● **Short problem**
Look over the lines below. Report each one that includes the string "gmail".

● **Dataset excerpts**
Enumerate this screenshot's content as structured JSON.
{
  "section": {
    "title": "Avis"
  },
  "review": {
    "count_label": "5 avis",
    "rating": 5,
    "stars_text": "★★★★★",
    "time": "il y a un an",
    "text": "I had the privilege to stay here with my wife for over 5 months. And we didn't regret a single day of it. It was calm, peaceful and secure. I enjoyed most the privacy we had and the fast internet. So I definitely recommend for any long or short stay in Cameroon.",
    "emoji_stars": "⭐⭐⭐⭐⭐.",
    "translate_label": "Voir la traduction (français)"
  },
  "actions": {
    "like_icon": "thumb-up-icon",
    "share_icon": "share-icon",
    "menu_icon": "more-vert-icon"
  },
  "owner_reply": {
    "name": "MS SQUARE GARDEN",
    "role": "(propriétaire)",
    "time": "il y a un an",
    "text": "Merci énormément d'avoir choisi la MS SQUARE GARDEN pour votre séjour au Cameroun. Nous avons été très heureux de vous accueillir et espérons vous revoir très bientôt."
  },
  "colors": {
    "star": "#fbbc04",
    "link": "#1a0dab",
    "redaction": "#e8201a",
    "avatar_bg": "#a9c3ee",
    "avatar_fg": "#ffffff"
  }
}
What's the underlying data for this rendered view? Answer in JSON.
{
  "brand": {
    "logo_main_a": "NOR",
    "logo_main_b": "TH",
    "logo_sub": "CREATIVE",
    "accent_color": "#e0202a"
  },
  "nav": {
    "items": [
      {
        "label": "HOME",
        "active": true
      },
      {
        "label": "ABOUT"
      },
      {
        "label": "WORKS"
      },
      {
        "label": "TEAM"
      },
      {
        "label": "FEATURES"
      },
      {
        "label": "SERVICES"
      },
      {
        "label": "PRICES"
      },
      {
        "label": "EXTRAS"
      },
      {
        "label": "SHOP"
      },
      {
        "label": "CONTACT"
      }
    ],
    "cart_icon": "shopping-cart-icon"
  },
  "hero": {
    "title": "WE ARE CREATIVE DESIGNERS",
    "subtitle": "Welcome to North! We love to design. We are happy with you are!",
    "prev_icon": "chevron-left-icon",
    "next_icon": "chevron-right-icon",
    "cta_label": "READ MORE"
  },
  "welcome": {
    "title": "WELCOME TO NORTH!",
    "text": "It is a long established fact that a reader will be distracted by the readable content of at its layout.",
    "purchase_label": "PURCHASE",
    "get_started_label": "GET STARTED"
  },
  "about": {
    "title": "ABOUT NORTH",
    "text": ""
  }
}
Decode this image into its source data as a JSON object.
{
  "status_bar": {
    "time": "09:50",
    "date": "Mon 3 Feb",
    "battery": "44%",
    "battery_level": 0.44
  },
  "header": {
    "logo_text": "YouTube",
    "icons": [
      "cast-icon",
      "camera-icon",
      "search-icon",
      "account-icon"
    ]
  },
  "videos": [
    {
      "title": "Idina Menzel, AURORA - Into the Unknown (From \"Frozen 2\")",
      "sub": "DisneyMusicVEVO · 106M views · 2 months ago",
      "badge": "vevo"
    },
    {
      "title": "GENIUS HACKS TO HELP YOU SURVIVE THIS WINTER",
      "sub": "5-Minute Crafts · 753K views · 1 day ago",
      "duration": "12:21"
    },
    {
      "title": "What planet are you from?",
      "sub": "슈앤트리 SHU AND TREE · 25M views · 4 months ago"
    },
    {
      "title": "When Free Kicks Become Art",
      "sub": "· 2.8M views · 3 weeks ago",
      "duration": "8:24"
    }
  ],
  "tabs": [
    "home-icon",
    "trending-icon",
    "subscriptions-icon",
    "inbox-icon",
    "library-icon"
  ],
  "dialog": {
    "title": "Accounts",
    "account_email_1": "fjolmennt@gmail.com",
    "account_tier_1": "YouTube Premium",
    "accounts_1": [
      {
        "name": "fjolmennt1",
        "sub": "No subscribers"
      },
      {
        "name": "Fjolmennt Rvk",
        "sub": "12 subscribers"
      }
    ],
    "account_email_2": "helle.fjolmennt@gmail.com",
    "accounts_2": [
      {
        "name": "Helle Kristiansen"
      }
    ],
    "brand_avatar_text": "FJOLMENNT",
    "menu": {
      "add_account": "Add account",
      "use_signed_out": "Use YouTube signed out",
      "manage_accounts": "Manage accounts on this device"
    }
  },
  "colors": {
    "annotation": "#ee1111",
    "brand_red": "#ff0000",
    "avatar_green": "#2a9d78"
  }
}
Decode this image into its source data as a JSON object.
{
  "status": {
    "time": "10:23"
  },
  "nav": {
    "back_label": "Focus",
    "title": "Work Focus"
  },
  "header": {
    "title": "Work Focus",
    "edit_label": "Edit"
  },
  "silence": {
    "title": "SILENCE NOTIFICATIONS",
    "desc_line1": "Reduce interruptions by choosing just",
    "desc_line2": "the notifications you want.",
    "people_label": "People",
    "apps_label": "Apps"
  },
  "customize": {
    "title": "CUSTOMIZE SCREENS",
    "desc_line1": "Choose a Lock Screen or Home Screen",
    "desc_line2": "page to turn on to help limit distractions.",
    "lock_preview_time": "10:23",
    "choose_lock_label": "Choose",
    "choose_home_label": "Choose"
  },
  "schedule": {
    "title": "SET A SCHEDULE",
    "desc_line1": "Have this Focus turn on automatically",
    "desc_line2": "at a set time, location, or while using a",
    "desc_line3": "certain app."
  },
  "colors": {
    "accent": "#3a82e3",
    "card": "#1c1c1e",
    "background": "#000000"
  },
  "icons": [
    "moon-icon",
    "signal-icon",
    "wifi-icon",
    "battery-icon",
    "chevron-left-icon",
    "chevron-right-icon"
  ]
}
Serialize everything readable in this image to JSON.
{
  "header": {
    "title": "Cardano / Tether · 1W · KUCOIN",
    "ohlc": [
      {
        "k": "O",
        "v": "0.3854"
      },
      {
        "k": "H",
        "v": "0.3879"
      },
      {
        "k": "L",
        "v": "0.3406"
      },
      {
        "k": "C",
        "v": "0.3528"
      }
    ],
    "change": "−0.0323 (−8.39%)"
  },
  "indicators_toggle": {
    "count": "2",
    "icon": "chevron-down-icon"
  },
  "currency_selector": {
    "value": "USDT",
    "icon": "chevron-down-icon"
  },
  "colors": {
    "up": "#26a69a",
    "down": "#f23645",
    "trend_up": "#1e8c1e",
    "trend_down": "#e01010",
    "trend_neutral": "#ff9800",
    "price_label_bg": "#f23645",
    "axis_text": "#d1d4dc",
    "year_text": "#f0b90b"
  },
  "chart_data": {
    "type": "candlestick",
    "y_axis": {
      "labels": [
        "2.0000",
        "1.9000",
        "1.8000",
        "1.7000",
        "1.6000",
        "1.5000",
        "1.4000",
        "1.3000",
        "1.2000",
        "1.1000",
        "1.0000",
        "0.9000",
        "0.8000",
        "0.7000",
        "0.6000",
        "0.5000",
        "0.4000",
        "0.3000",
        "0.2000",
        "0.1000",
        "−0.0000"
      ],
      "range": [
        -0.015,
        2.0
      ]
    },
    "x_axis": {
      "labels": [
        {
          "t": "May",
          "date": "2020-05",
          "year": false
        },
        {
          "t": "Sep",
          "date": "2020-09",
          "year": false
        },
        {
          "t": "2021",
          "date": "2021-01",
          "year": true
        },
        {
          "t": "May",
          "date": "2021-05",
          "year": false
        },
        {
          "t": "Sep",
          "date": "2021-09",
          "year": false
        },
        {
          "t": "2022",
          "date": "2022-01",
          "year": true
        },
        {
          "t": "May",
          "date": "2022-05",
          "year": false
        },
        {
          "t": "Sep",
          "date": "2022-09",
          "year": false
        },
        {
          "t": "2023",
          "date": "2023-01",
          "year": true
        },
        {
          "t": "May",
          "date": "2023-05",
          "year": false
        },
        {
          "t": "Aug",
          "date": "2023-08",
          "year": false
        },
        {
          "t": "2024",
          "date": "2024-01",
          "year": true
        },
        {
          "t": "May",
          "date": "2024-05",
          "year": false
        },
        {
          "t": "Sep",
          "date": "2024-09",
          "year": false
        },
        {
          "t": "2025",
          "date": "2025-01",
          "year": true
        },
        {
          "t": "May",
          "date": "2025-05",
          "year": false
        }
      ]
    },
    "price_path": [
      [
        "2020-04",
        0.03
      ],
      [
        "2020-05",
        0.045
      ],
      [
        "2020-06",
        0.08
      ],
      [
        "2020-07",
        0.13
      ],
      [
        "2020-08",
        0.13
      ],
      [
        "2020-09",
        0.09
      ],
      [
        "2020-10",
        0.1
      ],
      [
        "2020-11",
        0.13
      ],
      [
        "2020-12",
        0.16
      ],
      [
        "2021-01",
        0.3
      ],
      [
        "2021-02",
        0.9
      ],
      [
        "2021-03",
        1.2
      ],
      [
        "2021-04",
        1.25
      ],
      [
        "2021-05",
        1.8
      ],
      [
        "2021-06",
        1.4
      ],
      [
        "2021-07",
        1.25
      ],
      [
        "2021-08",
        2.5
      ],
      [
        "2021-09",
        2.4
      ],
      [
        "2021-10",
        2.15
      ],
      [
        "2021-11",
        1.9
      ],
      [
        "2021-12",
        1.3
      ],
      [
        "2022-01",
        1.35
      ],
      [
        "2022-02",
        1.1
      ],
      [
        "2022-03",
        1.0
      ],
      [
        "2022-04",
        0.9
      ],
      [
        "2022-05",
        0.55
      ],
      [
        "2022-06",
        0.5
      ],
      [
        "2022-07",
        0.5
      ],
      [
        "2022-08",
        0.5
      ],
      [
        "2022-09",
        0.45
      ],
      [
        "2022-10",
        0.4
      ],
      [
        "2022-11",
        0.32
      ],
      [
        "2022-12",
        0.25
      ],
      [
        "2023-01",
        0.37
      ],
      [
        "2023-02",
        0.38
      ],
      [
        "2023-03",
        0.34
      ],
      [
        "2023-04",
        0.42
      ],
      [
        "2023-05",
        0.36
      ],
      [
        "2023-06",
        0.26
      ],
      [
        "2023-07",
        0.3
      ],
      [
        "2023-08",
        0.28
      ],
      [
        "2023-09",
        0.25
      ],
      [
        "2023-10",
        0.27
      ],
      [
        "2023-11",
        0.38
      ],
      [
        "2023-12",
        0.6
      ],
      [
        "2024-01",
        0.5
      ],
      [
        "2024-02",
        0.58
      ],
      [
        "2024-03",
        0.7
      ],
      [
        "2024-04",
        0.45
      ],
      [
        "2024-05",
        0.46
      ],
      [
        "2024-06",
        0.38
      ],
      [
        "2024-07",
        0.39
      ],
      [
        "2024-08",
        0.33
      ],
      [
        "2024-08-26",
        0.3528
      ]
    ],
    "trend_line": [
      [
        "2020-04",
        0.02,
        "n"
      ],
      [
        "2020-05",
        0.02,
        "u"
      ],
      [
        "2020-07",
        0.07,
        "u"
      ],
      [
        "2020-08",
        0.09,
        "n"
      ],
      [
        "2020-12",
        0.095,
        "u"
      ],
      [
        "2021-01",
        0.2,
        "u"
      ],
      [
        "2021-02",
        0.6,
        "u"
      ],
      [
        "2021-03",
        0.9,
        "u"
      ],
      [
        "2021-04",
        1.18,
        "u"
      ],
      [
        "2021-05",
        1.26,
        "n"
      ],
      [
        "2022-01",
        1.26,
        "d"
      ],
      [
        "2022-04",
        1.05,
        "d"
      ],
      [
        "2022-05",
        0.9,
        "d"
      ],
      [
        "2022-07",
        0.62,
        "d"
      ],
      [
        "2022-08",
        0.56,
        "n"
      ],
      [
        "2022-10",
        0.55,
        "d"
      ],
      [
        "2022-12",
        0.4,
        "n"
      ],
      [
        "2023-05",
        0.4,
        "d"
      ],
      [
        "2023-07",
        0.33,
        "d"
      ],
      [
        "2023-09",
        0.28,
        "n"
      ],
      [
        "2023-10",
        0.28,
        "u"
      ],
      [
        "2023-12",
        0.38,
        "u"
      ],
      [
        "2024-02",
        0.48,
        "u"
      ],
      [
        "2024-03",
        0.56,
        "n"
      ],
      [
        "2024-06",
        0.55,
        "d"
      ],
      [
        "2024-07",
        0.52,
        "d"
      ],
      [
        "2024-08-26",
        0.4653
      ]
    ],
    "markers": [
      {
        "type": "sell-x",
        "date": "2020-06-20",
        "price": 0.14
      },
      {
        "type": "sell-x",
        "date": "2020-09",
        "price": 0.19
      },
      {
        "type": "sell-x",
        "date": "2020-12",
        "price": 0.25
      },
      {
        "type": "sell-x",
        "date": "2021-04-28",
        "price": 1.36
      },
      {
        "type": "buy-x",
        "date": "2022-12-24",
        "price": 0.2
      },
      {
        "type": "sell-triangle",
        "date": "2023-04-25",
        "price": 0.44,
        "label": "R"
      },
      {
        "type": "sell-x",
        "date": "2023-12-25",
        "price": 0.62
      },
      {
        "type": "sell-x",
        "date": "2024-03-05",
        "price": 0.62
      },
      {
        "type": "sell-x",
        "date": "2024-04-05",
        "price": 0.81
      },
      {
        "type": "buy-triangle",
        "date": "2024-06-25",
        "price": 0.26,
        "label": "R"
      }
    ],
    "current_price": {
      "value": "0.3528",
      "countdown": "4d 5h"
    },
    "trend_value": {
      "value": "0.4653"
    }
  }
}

● **Completed task**
    "account_email_1": "fjolmennt@gmail.com",
    "account_email_2": "helle.fjolmennt@gmail.com",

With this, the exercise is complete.